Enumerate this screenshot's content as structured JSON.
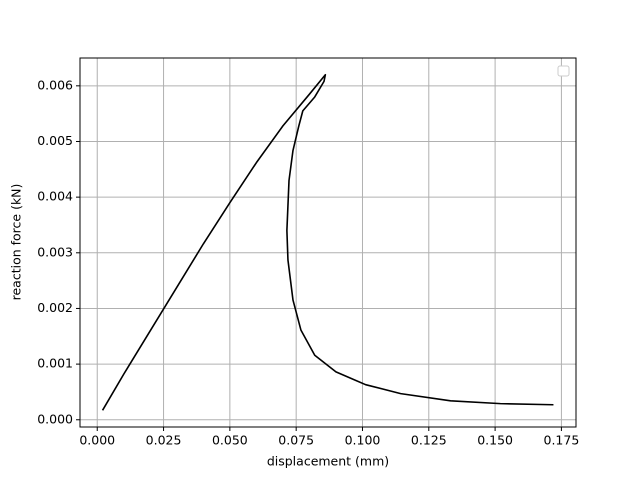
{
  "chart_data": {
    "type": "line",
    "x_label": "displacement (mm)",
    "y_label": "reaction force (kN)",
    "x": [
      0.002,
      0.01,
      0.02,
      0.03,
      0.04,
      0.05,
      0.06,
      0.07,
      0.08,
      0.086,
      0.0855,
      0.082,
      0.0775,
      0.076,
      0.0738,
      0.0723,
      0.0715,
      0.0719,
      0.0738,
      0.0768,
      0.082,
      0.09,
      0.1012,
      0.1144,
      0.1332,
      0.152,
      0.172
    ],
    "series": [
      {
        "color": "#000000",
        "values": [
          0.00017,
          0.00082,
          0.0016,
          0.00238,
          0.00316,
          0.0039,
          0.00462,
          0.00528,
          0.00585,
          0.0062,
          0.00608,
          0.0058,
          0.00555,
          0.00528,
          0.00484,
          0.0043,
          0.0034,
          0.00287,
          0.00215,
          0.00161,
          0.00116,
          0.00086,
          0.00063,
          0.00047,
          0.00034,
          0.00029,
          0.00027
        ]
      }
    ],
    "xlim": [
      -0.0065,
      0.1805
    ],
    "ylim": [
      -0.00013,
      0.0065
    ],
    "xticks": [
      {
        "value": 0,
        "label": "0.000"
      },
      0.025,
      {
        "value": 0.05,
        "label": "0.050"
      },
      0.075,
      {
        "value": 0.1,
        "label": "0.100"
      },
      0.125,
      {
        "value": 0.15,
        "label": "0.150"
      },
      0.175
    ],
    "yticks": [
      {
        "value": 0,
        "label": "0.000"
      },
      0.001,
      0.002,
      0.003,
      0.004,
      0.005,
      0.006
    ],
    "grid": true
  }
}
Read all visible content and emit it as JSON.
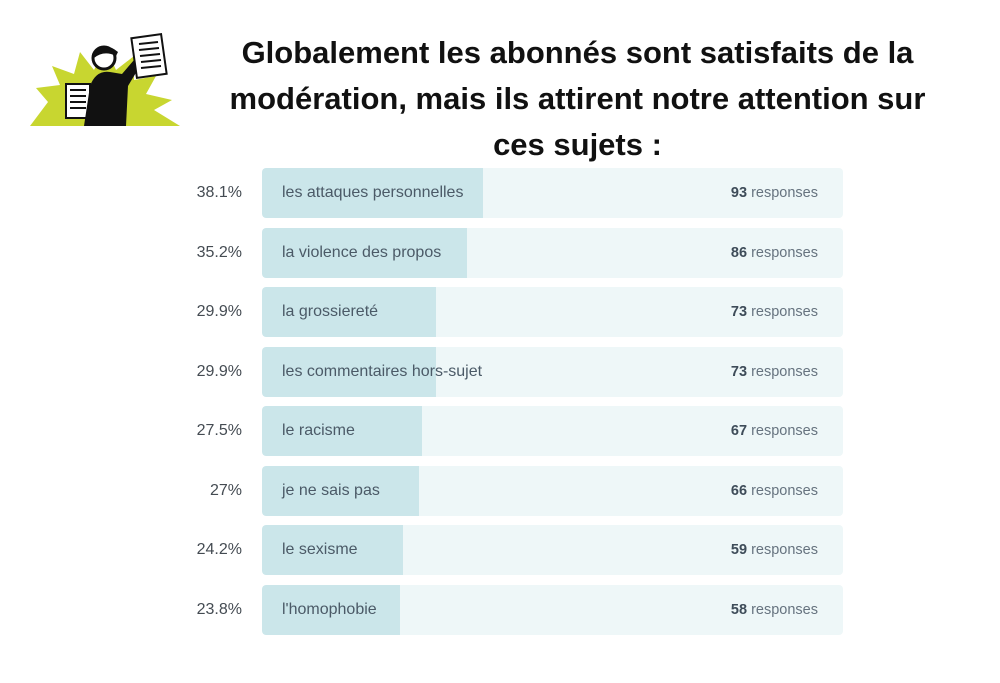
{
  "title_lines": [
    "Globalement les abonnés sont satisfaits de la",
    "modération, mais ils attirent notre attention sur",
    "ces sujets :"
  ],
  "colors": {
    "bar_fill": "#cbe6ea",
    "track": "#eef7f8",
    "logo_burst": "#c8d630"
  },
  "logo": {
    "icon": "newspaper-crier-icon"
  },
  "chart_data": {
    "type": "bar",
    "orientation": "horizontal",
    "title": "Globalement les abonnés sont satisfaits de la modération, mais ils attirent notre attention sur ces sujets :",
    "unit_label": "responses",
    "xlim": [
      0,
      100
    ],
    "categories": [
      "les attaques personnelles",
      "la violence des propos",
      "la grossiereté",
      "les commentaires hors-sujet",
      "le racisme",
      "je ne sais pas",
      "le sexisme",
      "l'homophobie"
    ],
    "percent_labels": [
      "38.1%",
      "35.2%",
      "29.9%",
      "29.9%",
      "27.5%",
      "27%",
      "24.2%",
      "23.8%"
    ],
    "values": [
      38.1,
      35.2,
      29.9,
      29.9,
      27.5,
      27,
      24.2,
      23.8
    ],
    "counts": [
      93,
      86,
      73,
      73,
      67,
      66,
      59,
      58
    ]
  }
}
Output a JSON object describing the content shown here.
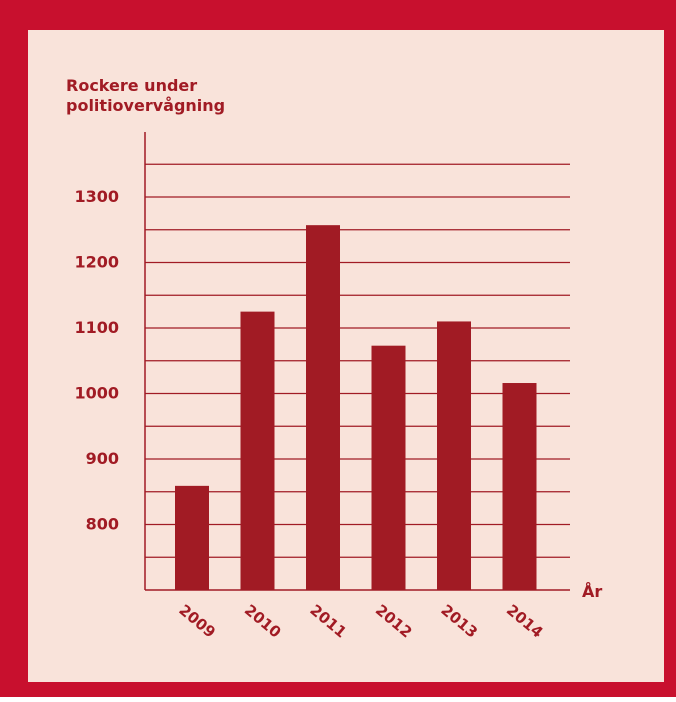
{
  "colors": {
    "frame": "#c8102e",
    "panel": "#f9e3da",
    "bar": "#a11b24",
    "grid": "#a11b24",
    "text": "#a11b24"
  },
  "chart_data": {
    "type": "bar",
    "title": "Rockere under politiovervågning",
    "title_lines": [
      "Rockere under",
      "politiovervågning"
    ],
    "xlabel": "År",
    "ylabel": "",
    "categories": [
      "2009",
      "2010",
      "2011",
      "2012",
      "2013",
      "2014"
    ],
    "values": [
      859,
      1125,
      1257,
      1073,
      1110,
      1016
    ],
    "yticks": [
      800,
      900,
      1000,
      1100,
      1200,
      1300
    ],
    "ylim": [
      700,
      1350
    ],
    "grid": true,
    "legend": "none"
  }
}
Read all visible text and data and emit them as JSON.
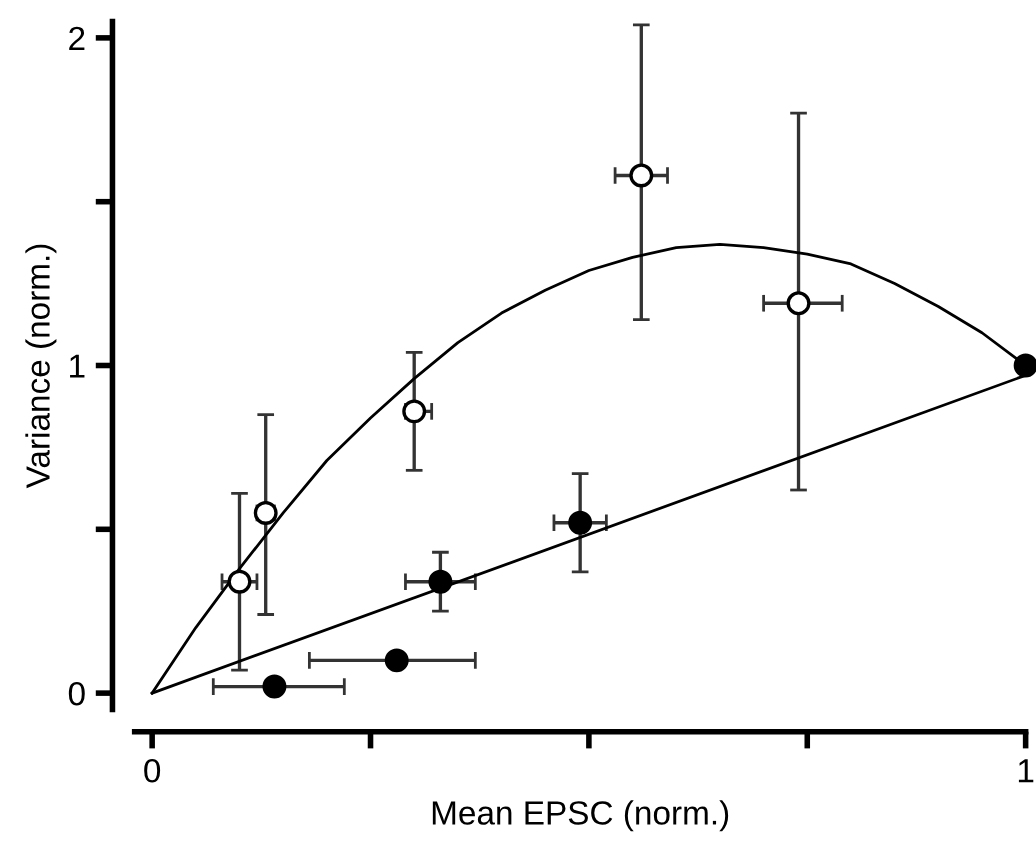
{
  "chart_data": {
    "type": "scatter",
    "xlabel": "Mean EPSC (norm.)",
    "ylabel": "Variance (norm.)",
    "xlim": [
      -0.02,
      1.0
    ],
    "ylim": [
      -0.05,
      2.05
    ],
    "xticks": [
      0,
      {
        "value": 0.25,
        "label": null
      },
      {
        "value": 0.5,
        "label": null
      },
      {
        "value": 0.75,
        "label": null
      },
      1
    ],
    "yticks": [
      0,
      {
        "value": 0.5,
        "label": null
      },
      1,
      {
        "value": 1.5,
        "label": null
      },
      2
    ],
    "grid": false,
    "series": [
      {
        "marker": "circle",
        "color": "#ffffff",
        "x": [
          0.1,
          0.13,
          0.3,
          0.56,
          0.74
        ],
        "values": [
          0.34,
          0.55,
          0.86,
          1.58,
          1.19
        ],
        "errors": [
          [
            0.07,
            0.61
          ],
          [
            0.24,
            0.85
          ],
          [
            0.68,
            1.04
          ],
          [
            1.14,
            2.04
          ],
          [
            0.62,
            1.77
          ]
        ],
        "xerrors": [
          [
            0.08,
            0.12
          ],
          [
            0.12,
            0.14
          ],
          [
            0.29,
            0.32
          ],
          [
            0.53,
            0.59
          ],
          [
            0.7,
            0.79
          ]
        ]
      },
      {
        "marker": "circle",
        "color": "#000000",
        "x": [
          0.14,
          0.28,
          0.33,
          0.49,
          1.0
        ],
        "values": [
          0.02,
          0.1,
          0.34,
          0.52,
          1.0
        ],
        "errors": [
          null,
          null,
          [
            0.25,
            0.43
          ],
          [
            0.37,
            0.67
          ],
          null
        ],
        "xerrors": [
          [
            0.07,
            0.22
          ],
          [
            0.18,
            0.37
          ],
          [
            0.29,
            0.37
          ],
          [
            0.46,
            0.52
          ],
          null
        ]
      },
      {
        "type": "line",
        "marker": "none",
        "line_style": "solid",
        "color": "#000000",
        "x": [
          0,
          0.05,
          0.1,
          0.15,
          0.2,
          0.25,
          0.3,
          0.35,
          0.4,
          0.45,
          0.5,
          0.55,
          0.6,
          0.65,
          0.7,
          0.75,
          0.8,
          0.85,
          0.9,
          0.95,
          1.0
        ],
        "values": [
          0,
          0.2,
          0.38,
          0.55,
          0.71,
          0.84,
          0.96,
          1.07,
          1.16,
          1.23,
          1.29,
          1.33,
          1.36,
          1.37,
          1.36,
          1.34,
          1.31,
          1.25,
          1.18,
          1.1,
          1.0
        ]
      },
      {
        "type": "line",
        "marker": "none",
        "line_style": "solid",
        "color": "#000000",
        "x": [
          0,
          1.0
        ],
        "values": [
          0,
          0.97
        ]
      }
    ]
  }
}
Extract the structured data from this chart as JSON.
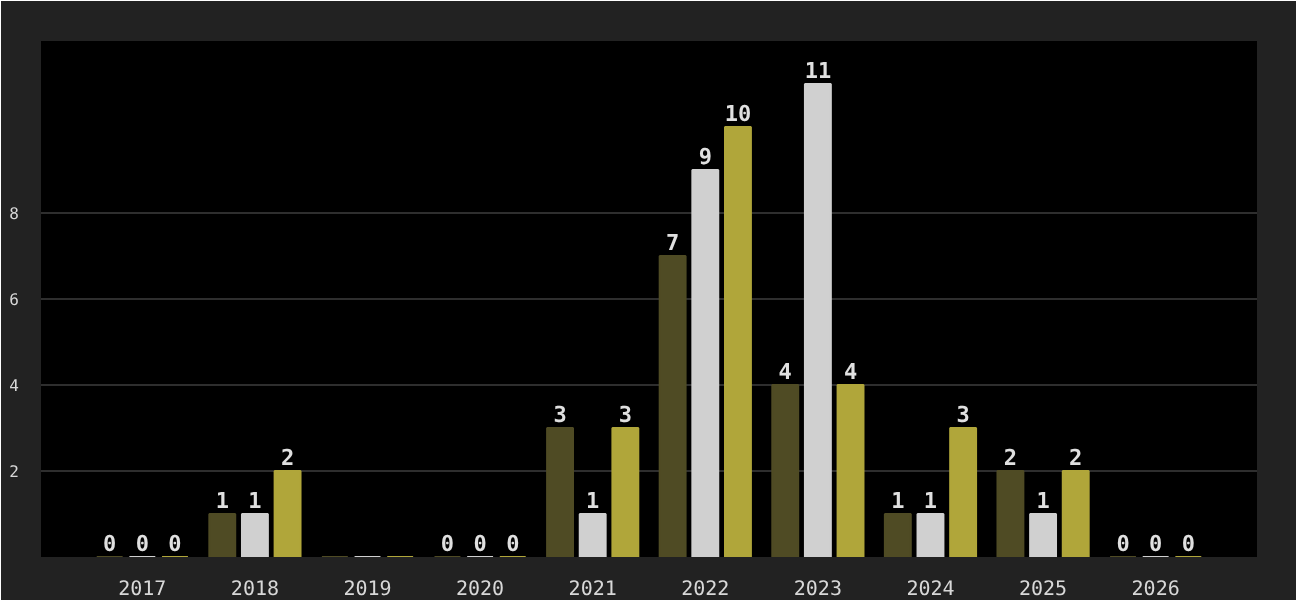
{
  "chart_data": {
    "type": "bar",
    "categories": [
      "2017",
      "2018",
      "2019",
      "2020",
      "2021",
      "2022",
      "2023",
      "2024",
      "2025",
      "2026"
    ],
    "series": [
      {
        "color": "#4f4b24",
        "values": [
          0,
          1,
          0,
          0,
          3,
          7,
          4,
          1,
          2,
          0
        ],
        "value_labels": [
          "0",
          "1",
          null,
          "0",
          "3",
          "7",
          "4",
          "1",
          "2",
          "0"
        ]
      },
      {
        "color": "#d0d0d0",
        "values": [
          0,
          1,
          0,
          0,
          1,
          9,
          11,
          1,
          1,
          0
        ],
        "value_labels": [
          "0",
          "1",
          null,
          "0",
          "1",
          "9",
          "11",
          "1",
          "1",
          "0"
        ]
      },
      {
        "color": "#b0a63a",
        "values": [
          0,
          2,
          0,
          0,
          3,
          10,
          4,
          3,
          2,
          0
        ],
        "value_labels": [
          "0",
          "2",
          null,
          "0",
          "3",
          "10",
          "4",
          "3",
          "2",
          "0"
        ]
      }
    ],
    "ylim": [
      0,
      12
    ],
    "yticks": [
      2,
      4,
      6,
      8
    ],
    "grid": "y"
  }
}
-- -- --
WRITTEN EXERCISE:
Every record must be copied exactly, with images dropped from the result.

RESULT OF THE TASK:
Enumerate this screenshot's content as structured JSON.
{
  "chart_data": {
    "type": "line",
    "x_label": "displacement (mm)",
    "y_label": "reaction force (kN)",
    "x": [
      0.002,
      0.01,
      0.02,
      0.03,
      0.04,
      0.05,
      0.06,
      0.07,
      0.08,
      0.086,
      0.0855,
      0.082,
      0.0775,
      0.076,
      0.0738,
      0.0723,
      0.0715,
      0.0719,
      0.0738,
      0.0768,
      0.082,
      0.09,
      0.1012,
      0.1144,
      0.1332,
      0.152,
      0.172
    ],
    "series": [
      {
        "color": "#000000",
        "values": [
          0.00017,
          0.00082,
          0.0016,
          0.00238,
          0.00316,
          0.0039,
          0.00462,
          0.00528,
          0.00585,
          0.0062,
          0.00608,
          0.0058,
          0.00555,
          0.00528,
          0.00484,
          0.0043,
          0.0034,
          0.00287,
          0.00215,
          0.00161,
          0.00116,
          0.00086,
          0.00063,
          0.00047,
          0.00034,
          0.00029,
          0.00027
        ]
      }
    ],
    "xlim": [
      -0.0065,
      0.1805
    ],
    "ylim": [
      -0.00013,
      0.0065
    ],
    "xticks": [
      {
        "value": 0,
        "label": "0.000"
      },
      0.025,
      {
        "value": 0.05,
        "label": "0.050"
      },
      0.075,
      {
        "value": 0.1,
        "label": "0.100"
      },
      0.125,
      {
        "value": 0.15,
        "label": "0.150"
      },
      0.175
    ],
    "yticks": [
      {
        "value": 0,
        "label": "0.000"
      },
      0.001,
      0.002,
      0.003,
      0.004,
      0.005,
      0.006
    ],
    "grid": true
  }
}
Read all visible content and emit it as JSON.
{
  "title_lines": [
    "Globalement les abonnés sont satisfaits de la",
    "modération, mais ils attirent notre attention sur",
    "ces sujets :"
  ],
  "colors": {
    "bar_fill": "#cbe6ea",
    "track": "#eef7f8",
    "logo_burst": "#c8d630"
  },
  "logo": {
    "icon": "newspaper-crier-icon"
  },
  "chart_data": {
    "type": "bar",
    "orientation": "horizontal",
    "title": "Globalement les abonnés sont satisfaits de la modération, mais ils attirent notre attention sur ces sujets :",
    "unit_label": "responses",
    "xlim": [
      0,
      100
    ],
    "categories": [
      "les attaques personnelles",
      "la violence des propos",
      "la grossiereté",
      "les commentaires hors-sujet",
      "le racisme",
      "je ne sais pas",
      "le sexisme",
      "l'homophobie"
    ],
    "percent_labels": [
      "38.1%",
      "35.2%",
      "29.9%",
      "29.9%",
      "27.5%",
      "27%",
      "24.2%",
      "23.8%"
    ],
    "values": [
      38.1,
      35.2,
      29.9,
      29.9,
      27.5,
      27,
      24.2,
      23.8
    ],
    "counts": [
      93,
      86,
      73,
      73,
      67,
      66,
      59,
      58
    ]
  }
}
Output a JSON object describing the content shown here.
{
  "colors": {
    "frame": "#c8102e",
    "panel": "#f9e3da",
    "bar": "#a11b24",
    "grid": "#a11b24",
    "text": "#a11b24"
  },
  "chart_data": {
    "type": "bar",
    "title": "Rockere under politiovervågning",
    "title_lines": [
      "Rockere under",
      "politiovervågning"
    ],
    "xlabel": "År",
    "ylabel": "",
    "categories": [
      "2009",
      "2010",
      "2011",
      "2012",
      "2013",
      "2014"
    ],
    "values": [
      859,
      1125,
      1257,
      1073,
      1110,
      1016
    ],
    "yticks": [
      800,
      900,
      1000,
      1100,
      1200,
      1300
    ],
    "ylim": [
      700,
      1350
    ],
    "grid": true,
    "legend": "none"
  }
}
Read all visible text and data and emit them as JSON.
{
  "chart_data": {
    "type": "scatter",
    "xlabel": "Mean EPSC (norm.)",
    "ylabel": "Variance (norm.)",
    "xlim": [
      -0.02,
      1.0
    ],
    "ylim": [
      -0.05,
      2.05
    ],
    "xticks": [
      0,
      {
        "value": 0.25,
        "label": null
      },
      {
        "value": 0.5,
        "label": null
      },
      {
        "value": 0.75,
        "label": null
      },
      1
    ],
    "yticks": [
      0,
      {
        "value": 0.5,
        "label": null
      },
      1,
      {
        "value": 1.5,
        "label": null
      },
      2
    ],
    "grid": false,
    "series": [
      {
        "marker": "circle",
        "color": "#ffffff",
        "x": [
          0.1,
          0.13,
          0.3,
          0.56,
          0.74
        ],
        "values": [
          0.34,
          0.55,
          0.86,
          1.58,
          1.19
        ],
        "errors": [
          [
            0.07,
            0.61
          ],
          [
            0.24,
            0.85
          ],
          [
            0.68,
            1.04
          ],
          [
            1.14,
            2.04
          ],
          [
            0.62,
            1.77
          ]
        ],
        "xerrors": [
          [
            0.08,
            0.12
          ],
          [
            0.12,
            0.14
          ],
          [
            0.29,
            0.32
          ],
          [
            0.53,
            0.59
          ],
          [
            0.7,
            0.79
          ]
        ]
      },
      {
        "marker": "circle",
        "color": "#000000",
        "x": [
          0.14,
          0.28,
          0.33,
          0.49,
          1.0
        ],
        "values": [
          0.02,
          0.1,
          0.34,
          0.52,
          1.0
        ],
        "errors": [
          null,
          null,
          [
            0.25,
            0.43
          ],
          [
            0.37,
            0.67
          ],
          null
        ],
        "xerrors": [
          [
            0.07,
            0.22
          ],
          [
            0.18,
            0.37
          ],
          [
            0.29,
            0.37
          ],
          [
            0.46,
            0.52
          ],
          null
        ]
      },
      {
        "type": "line",
        "marker": "none",
        "line_style": "solid",
        "color": "#000000",
        "x": [
          0,
          0.05,
          0.1,
          0.15,
          0.2,
          0.25,
          0.3,
          0.35,
          0.4,
          0.45,
          0.5,
          0.55,
          0.6,
          0.65,
          0.7,
          0.75,
          0.8,
          0.85,
          0.9,
          0.95,
          1.0
        ],
        "values": [
          0,
          0.2,
          0.38,
          0.55,
          0.71,
          0.84,
          0.96,
          1.07,
          1.16,
          1.23,
          1.29,
          1.33,
          1.36,
          1.37,
          1.36,
          1.34,
          1.31,
          1.25,
          1.18,
          1.1,
          1.0
        ]
      },
      {
        "type": "line",
        "marker": "none",
        "line_style": "solid",
        "color": "#000000",
        "x": [
          0,
          1.0
        ],
        "values": [
          0,
          0.97
        ]
      }
    ]
  }
}
Extract the structured data from this chart as JSON.
{
  "chart_data": {
    "type": "bar",
    "categories": [
      "2017",
      "2018",
      "2019",
      "2020",
      "2021",
      "2022",
      "2023",
      "2024",
      "2025",
      "2026"
    ],
    "series": [
      {
        "color": "#4f4b24",
        "values": [
          0,
          1,
          0,
          0,
          3,
          7,
          4,
          1,
          2,
          0
        ],
        "value_labels": [
          "0",
          "1",
          null,
          "0",
          "3",
          "7",
          "4",
          "1",
          "2",
          "0"
        ]
      },
      {
        "color": "#d0d0d0",
        "values": [
          0,
          1,
          0,
          0,
          1,
          9,
          11,
          1,
          1,
          0
        ],
        "value_labels": [
          "0",
          "1",
          null,
          "0",
          "1",
          "9",
          "11",
          "1",
          "1",
          "0"
        ]
      },
      {
        "color": "#b0a63a",
        "values": [
          0,
          2,
          0,
          0,
          3,
          10,
          4,
          3,
          2,
          0
        ],
        "value_labels": [
          "0",
          "2",
          null,
          "0",
          "3",
          "10",
          "4",
          "3",
          "2",
          "0"
        ]
      }
    ],
    "ylim": [
      0,
      12
    ],
    "yticks": [
      2,
      4,
      6,
      8
    ],
    "grid": "y"
  }
}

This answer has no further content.